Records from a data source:
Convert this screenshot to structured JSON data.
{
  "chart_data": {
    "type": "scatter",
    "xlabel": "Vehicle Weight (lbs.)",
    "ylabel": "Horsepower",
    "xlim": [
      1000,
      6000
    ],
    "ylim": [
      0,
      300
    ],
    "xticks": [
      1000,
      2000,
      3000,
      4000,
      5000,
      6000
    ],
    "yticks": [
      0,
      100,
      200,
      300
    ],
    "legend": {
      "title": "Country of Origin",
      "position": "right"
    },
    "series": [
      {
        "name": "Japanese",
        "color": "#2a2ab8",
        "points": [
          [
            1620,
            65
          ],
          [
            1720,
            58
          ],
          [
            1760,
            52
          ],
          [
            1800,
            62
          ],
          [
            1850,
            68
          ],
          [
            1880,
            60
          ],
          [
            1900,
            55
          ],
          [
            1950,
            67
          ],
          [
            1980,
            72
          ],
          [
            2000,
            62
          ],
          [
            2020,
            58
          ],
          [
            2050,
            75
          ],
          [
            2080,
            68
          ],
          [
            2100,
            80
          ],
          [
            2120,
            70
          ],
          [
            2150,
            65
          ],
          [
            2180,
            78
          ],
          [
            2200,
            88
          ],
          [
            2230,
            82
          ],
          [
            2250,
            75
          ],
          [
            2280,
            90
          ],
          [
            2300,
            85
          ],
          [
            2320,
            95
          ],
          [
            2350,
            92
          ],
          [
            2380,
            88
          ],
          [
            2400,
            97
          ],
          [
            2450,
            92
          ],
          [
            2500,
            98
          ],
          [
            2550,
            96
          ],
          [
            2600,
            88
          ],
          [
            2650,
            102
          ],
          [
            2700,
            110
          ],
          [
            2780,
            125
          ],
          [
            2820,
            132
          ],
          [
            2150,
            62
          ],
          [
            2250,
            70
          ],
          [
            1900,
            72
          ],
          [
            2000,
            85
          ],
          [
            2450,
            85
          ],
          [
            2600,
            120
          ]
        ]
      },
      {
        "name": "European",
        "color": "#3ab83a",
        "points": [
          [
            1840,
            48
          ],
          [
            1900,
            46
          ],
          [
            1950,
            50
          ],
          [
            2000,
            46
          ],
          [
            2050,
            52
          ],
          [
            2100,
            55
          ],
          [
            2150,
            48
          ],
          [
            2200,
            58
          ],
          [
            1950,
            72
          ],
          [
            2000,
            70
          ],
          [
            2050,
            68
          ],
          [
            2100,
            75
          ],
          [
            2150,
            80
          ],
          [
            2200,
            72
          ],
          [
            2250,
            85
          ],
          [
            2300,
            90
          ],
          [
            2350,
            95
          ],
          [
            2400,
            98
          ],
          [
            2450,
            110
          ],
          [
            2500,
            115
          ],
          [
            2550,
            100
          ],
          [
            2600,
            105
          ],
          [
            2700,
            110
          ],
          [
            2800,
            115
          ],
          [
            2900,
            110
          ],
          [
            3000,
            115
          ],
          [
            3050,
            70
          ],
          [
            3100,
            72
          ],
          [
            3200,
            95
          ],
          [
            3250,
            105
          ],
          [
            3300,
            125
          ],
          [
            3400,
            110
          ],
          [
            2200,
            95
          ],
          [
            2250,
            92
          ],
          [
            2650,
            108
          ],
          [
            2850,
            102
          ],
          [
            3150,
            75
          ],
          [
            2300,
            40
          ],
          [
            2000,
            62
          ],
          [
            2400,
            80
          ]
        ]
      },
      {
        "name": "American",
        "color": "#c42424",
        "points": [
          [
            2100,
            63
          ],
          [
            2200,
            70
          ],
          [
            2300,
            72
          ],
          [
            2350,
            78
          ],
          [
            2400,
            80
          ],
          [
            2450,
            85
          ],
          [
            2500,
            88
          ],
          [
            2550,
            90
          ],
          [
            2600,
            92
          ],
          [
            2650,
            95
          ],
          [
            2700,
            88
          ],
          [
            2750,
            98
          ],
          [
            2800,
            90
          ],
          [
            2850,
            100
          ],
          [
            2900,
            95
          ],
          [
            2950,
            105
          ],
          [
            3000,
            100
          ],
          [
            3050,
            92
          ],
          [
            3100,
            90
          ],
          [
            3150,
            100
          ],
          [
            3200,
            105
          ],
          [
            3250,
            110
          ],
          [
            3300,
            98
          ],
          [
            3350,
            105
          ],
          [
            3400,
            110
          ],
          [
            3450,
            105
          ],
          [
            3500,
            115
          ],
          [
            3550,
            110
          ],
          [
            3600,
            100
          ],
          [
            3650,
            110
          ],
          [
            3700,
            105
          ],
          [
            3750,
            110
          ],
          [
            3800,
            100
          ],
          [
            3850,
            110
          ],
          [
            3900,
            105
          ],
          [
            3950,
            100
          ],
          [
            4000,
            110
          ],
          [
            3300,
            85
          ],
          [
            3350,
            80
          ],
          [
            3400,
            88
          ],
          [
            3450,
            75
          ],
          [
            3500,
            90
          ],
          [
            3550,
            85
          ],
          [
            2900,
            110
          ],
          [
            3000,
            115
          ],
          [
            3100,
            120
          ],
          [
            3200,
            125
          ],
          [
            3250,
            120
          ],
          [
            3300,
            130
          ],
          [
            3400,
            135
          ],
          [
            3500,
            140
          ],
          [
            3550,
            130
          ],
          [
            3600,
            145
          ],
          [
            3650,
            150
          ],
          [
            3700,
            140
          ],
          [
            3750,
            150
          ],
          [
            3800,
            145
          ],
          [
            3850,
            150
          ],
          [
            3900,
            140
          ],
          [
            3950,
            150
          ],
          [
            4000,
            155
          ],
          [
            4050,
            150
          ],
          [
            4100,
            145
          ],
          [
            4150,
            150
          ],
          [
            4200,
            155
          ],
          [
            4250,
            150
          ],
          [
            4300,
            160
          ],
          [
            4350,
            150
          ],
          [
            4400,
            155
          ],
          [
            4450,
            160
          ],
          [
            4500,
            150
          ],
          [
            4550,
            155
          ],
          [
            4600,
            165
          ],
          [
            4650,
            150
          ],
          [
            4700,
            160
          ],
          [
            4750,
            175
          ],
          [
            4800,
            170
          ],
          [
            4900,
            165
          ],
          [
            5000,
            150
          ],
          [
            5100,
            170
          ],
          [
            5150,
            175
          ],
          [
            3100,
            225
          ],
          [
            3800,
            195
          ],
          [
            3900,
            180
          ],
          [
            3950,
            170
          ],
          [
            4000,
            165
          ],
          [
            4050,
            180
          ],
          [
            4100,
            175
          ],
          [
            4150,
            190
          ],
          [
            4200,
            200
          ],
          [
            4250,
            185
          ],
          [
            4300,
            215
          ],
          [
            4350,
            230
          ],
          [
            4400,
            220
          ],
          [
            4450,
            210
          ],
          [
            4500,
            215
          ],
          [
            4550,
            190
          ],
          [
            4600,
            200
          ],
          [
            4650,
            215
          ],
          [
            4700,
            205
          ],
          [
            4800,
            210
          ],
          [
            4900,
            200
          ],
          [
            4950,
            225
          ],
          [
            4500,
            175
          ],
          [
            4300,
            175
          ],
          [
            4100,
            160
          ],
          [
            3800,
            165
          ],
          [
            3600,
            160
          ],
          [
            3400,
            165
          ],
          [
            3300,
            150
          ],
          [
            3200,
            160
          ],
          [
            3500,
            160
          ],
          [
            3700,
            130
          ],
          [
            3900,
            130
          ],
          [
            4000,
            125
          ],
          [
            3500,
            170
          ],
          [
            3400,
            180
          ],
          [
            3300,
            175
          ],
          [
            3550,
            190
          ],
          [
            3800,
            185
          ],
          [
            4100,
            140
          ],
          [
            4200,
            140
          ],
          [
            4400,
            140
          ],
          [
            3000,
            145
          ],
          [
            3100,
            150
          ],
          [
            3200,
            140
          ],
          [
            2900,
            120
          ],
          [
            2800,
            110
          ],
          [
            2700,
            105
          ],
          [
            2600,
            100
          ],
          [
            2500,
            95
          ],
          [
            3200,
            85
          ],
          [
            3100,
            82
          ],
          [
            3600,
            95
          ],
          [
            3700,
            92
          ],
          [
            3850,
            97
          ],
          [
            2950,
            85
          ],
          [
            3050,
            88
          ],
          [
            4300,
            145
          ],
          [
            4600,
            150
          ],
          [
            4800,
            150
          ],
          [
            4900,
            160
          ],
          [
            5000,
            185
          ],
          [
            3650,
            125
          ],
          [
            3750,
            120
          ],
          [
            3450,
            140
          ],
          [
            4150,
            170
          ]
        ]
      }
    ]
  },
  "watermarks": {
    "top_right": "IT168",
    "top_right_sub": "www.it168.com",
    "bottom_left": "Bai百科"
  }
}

§ Prompt
Each line that holds the string "color" counts once; give the total and nothing else.

§ Written answer
3